WRITTEN PROBLEM: All entries are to be given again verbatim.

SOURCE DATA:
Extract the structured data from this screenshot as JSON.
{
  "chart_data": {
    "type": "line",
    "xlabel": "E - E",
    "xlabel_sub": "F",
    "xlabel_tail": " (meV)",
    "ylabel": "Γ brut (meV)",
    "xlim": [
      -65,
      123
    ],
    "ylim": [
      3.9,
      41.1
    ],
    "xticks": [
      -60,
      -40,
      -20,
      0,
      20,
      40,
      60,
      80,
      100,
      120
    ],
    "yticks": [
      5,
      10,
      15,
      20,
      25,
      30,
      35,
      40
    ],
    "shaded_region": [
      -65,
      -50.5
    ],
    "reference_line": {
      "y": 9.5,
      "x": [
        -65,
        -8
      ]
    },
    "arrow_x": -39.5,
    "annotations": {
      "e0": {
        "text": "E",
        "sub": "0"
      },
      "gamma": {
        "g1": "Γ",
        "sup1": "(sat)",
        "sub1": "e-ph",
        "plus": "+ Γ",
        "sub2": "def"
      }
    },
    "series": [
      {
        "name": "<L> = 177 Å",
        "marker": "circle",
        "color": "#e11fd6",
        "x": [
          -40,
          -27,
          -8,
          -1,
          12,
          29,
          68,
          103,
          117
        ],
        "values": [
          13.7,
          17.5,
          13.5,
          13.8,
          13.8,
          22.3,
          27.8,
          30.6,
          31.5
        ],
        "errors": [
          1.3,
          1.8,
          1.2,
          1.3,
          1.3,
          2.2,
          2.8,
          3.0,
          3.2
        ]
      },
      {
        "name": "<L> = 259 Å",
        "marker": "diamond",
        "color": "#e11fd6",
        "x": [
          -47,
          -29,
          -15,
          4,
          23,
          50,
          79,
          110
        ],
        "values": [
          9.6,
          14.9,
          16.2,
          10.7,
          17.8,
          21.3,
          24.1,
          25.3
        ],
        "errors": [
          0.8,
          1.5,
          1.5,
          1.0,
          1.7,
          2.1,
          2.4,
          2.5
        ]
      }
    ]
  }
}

OUTPUT OF THE EXERCISE:
Extract the structured data from this screenshot as JSON.
{
  "chart_data": {
    "type": "line",
    "xlabel": "E - E",
    "xlabel_sub": "F",
    "xlabel_tail": " (meV)",
    "ylabel": "Γ brut (meV)",
    "xlim": [
      -65,
      123
    ],
    "ylim": [
      3.9,
      41.1
    ],
    "xticks": [
      -60,
      -40,
      -20,
      0,
      20,
      40,
      60,
      80,
      100,
      120
    ],
    "yticks": [
      5,
      10,
      15,
      20,
      25,
      30,
      35,
      40
    ],
    "shaded_region": [
      -65,
      -50.5
    ],
    "reference_line": {
      "y": 9.5,
      "x": [
        -65,
        -8
      ]
    },
    "arrow_x": -39.5,
    "annotations": {
      "e0": {
        "text": "E",
        "sub": "0"
      },
      "gamma": {
        "g1": "Γ",
        "sup1": "(sat)",
        "sub1": "e-ph",
        "plus": "+ Γ",
        "sub2": "def"
      }
    },
    "series": [
      {
        "name": "<L> = 177 Å",
        "marker": "circle",
        "color": "#e11fd6",
        "x": [
          -40,
          -27,
          -8,
          -1,
          12,
          29,
          68,
          103,
          117
        ],
        "values": [
          13.7,
          17.5,
          13.5,
          13.8,
          13.8,
          22.3,
          27.8,
          30.6,
          31.5
        ],
        "errors": [
          1.3,
          1.8,
          1.2,
          1.3,
          1.3,
          2.2,
          2.8,
          3.0,
          3.2
        ]
      },
      {
        "name": "<L> = 259 Å",
        "marker": "diamond",
        "color": "#e11fd6",
        "x": [
          -47,
          -29,
          -15,
          4,
          23,
          50,
          79,
          110
        ],
        "values": [
          9.6,
          14.9,
          16.2,
          10.7,
          17.8,
          21.3,
          24.1,
          25.3
        ],
        "errors": [
          0.8,
          1.5,
          1.5,
          1.0,
          1.7,
          2.1,
          2.4,
          2.5
        ]
      }
    ]
  }
}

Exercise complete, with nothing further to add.